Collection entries
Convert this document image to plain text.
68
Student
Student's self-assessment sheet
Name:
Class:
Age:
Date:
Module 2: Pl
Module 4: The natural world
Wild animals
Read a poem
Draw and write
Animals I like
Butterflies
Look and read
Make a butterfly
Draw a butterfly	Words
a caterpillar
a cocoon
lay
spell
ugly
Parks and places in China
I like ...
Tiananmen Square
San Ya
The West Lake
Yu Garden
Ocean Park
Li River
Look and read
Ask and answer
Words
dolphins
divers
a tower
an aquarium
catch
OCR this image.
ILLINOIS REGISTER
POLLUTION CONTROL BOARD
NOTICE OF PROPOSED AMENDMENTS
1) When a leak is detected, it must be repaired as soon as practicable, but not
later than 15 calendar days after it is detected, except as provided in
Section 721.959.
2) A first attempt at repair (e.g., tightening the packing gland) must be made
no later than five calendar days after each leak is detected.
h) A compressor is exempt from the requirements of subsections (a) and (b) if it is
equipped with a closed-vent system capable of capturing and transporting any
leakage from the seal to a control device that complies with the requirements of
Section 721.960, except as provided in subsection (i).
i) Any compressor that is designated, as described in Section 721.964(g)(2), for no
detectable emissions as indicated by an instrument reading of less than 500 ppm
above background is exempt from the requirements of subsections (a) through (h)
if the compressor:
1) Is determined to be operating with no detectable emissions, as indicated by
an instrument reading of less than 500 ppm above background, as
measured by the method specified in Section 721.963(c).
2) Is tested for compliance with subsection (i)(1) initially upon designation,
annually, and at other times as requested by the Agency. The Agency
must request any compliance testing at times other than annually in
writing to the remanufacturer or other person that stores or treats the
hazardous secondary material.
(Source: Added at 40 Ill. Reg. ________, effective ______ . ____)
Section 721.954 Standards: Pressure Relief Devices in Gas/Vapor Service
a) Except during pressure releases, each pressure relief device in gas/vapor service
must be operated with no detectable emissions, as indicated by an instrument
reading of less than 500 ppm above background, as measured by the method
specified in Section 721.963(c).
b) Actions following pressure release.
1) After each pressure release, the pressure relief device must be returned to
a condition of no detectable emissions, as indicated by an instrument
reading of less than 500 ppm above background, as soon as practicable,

Stated goal
Read the entries above, then pull out the lines that include "than".

The answer
later than 15 calendar days after it is detected, except as provided in
no later than five calendar days after each leak is detected.
detectable emissions as indicated by an instrument reading of less than 500 ppm
an instrument reading of less than 500 ppm above background, as
must request any compliance testing at times other than annually in
reading of less than 500 ppm above background, as measured by the method
reading of less than 500 ppm above background, as soon as practicable,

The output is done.